## Challenge
Records follow. Pull out every line that contains "JSON".

## Provided records

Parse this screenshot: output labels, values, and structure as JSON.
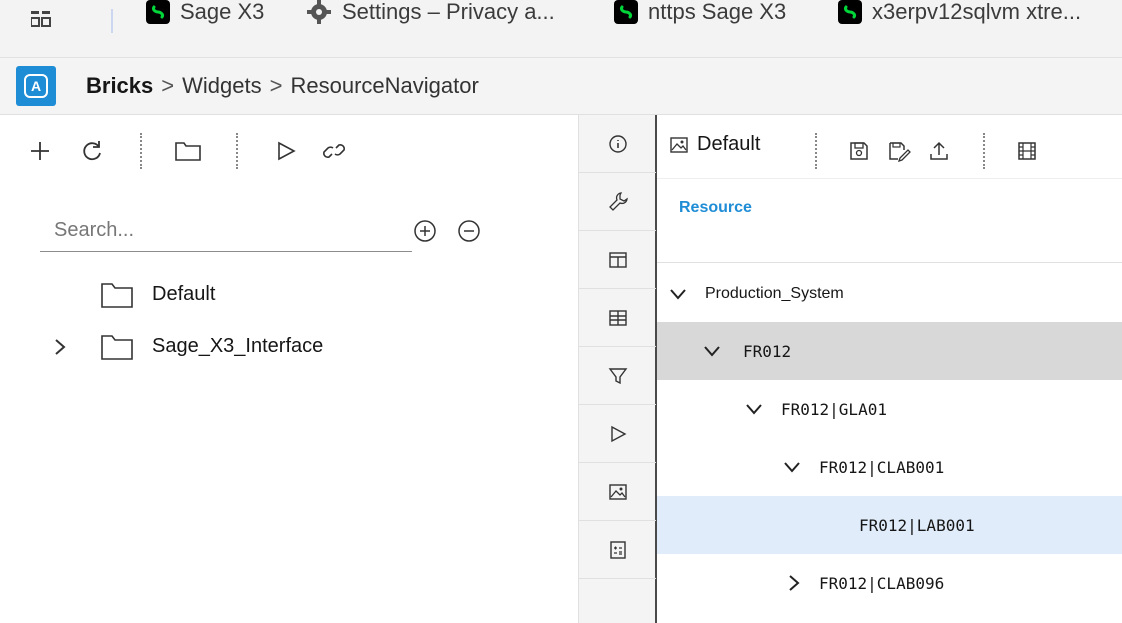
{
  "browser": {
    "tabs": [
      {
        "label": "Sage X3",
        "icon": "sage-icon"
      },
      {
        "label": "Settings – Privacy a...",
        "icon": "gear-icon"
      },
      {
        "label": "nttps Sage X3",
        "icon": "sage-icon"
      },
      {
        "label": "x3erpv12sqlvm xtre...",
        "icon": "sage-icon"
      }
    ]
  },
  "header": {
    "root": "Bricks",
    "sep": ">",
    "crumb1": "Widgets",
    "crumb2": "ResourceNavigator",
    "logo_letter": "A",
    "accent": "#1f8dd6"
  },
  "left": {
    "search_placeholder": "Search...",
    "tree": [
      {
        "label": "Default",
        "expandable": false
      },
      {
        "label": "Sage_X3_Interface",
        "expandable": true
      }
    ]
  },
  "rail": {
    "icons": [
      "info-icon",
      "wrench-icon",
      "layout-icon",
      "table-icon",
      "filter-icon",
      "play-icon",
      "image-icon",
      "calculator-icon"
    ]
  },
  "right": {
    "view_label": "Default",
    "tab_resource": "Resource",
    "rows": [
      {
        "label": "Production_System",
        "state": "expanded"
      },
      {
        "label": "FR012",
        "state": "expanded"
      },
      {
        "label": "FR012|GLA01",
        "state": "expanded"
      },
      {
        "label": "FR012|CLAB001",
        "state": "expanded"
      },
      {
        "label": "FR012|LAB001",
        "state": "leaf"
      },
      {
        "label": "FR012|CLAB096",
        "state": "collapsed"
      }
    ]
  }
}
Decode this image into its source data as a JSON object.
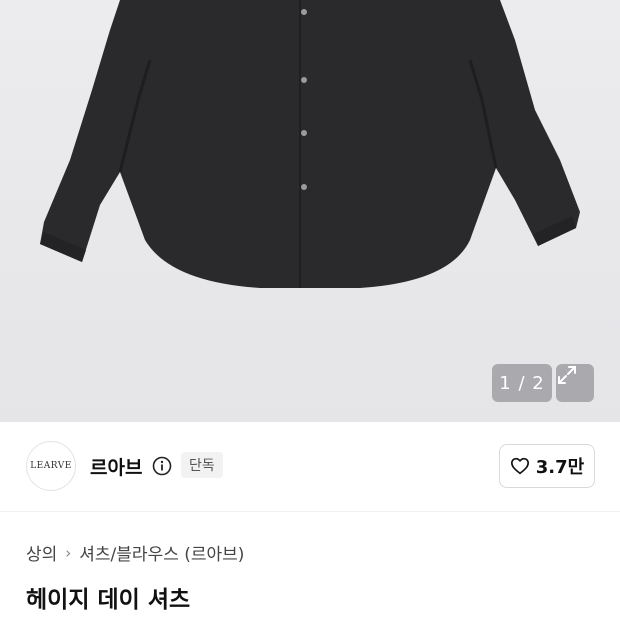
{
  "gallery": {
    "pager": "1 / 2",
    "image_alt": "black shirt product photo"
  },
  "seller": {
    "logo_text": "LEARVE",
    "name": "르아브",
    "badge": "단독"
  },
  "like": {
    "count": "3.7만"
  },
  "breadcrumb": {
    "category": "상의",
    "subcategory": "셔츠/블라우스 (르아브)"
  },
  "product": {
    "title": "헤이지 데이 셔츠"
  },
  "colors": {
    "shirt": "#2b2b2e",
    "background": "#e8e8ea"
  }
}
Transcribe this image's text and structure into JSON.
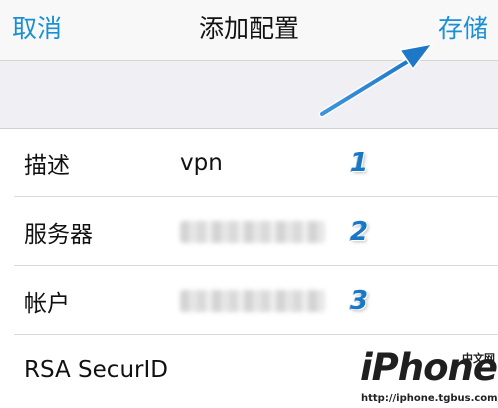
{
  "nav": {
    "cancel_label": "取消",
    "title": "添加配置",
    "save_label": "存储"
  },
  "rows": [
    {
      "label": "描述",
      "value": "vpn",
      "badge": "1"
    },
    {
      "label": "服务器",
      "value": "",
      "badge": "2"
    },
    {
      "label": "帐户",
      "value": "",
      "badge": "3"
    },
    {
      "label": "RSA SecurID"
    }
  ],
  "watermark": {
    "brand": "iPhone",
    "brand_cn": "中文网",
    "url": "http://iphone.tgbus.com/"
  },
  "colors": {
    "accent": "#1a8fd6",
    "annotation_arrow": "#2a86d4",
    "grouped_background": "#efeff4"
  },
  "icons": {
    "arrow": "annotation-arrow-pointing-to-save"
  }
}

## Output of the task
Parse this screenshot: output labels, values, and structure as JSON.
Decode this image into its source data as a JSON object.
Transcribe this image's text and structure into JSON.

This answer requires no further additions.